(Layout element annotations)
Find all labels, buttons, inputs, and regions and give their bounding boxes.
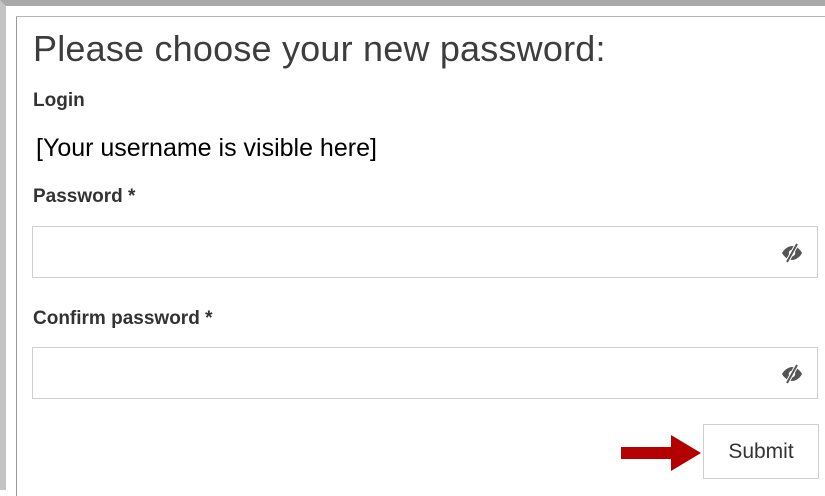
panel-top-border xyxy=(16,16,825,17)
password-reset-panel: Please choose your new password: Login [… xyxy=(0,0,825,496)
eye-slash-icon[interactable] xyxy=(779,241,805,265)
password-label: Password * xyxy=(33,186,136,207)
password-input[interactable] xyxy=(33,227,773,277)
submit-button[interactable]: Submit xyxy=(703,424,819,479)
password-field xyxy=(32,226,818,278)
confirm-password-input[interactable] xyxy=(33,348,773,398)
confirm-password-label: Confirm password * xyxy=(33,308,213,329)
login-label: Login xyxy=(33,90,85,111)
page-title: Please choose your new password: xyxy=(33,28,606,69)
eye-slash-icon[interactable] xyxy=(779,362,805,386)
right-arrow-icon xyxy=(621,435,701,471)
confirm-password-field xyxy=(32,347,818,399)
panel-left-border xyxy=(16,16,17,496)
username-text: [Your username is visible here] xyxy=(36,134,377,162)
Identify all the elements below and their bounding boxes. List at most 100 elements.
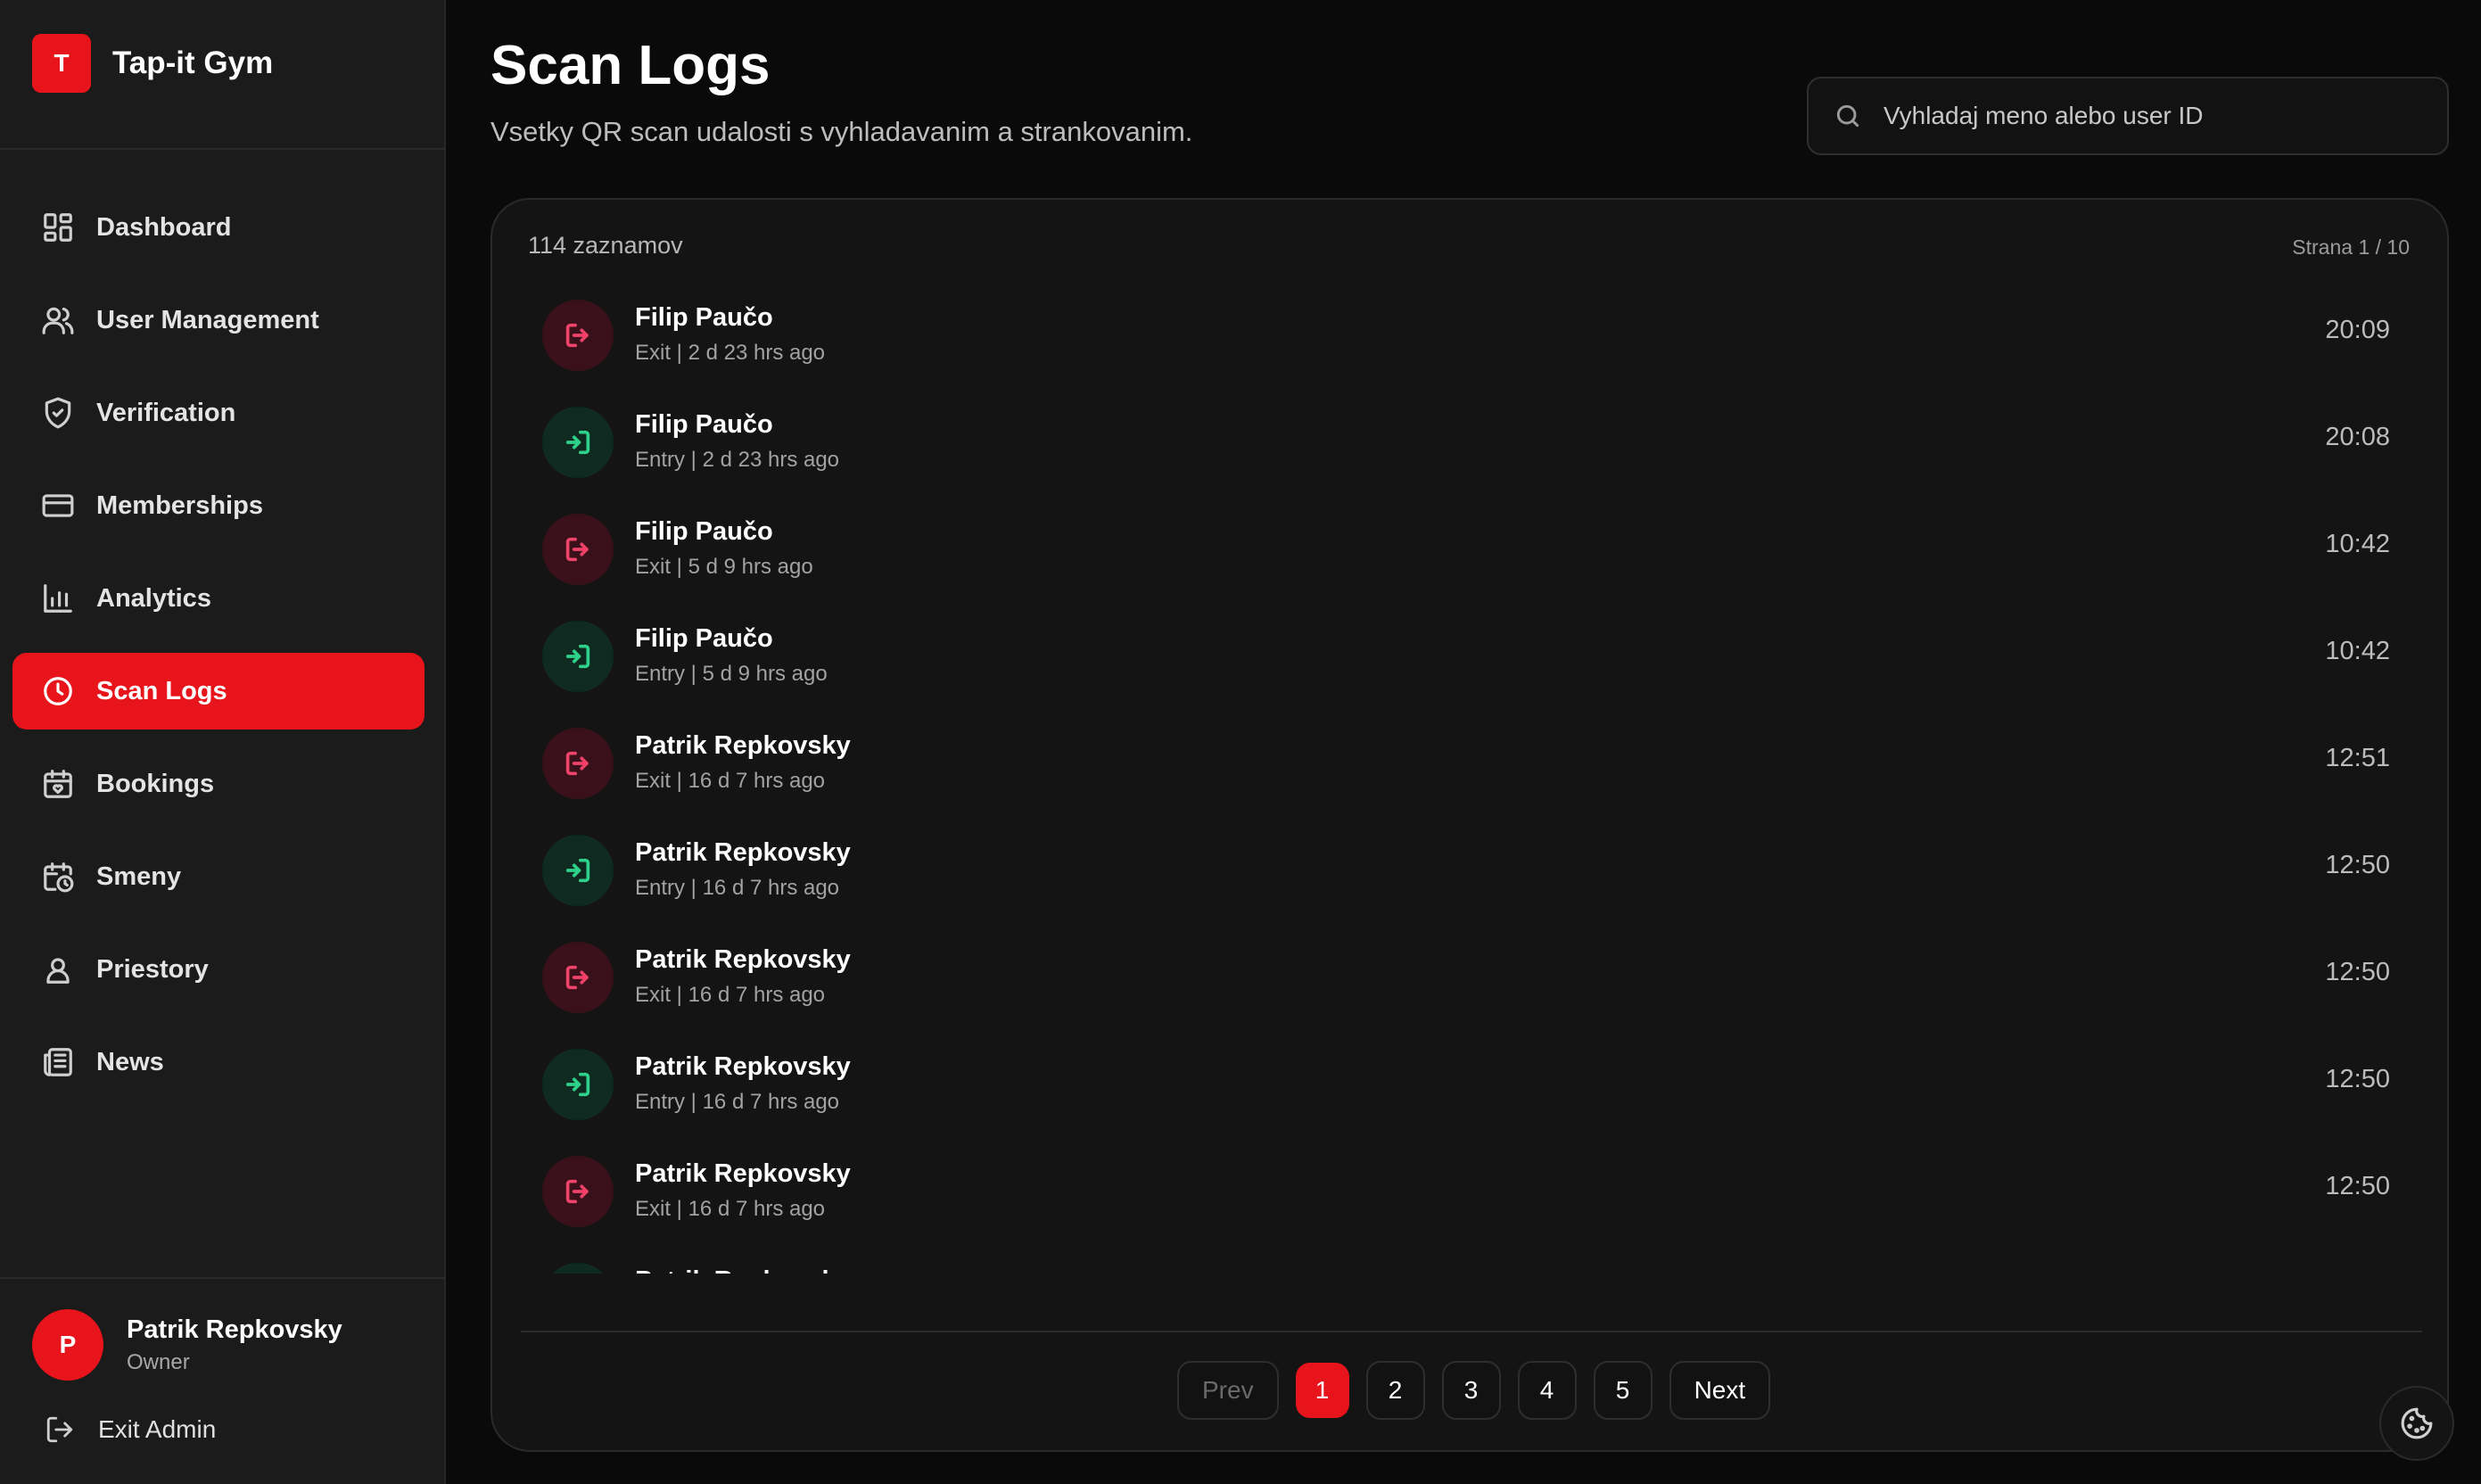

▶ PROBLEM REQUIREMENTS
Please transcribe every row above word for word, leaving out the pictures.

▶ WORKED SOLUTION
Find all labels, buttons, inputs, and regions and give their bounding boxes.
panel-top-border xyxy=(16,16,825,17)
password-reset-panel: Please choose your new password: Login [… xyxy=(0,0,825,496)
eye-slash-icon[interactable] xyxy=(779,241,805,265)
password-label: Password * xyxy=(33,186,136,207)
password-input[interactable] xyxy=(33,227,773,277)
submit-button[interactable]: Submit xyxy=(703,424,819,479)
password-field xyxy=(32,226,818,278)
confirm-password-input[interactable] xyxy=(33,348,773,398)
confirm-password-label: Confirm password * xyxy=(33,308,213,329)
login-label: Login xyxy=(33,90,85,111)
page-title: Please choose your new password: xyxy=(33,28,606,69)
eye-slash-icon[interactable] xyxy=(779,362,805,386)
right-arrow-icon xyxy=(621,435,701,471)
confirm-password-field xyxy=(32,347,818,399)
panel-left-border xyxy=(16,16,17,496)
username-text: [Your username is visible here] xyxy=(36,134,377,162)
Identify all the elements below and their bounding boxes. List at most 100 elements.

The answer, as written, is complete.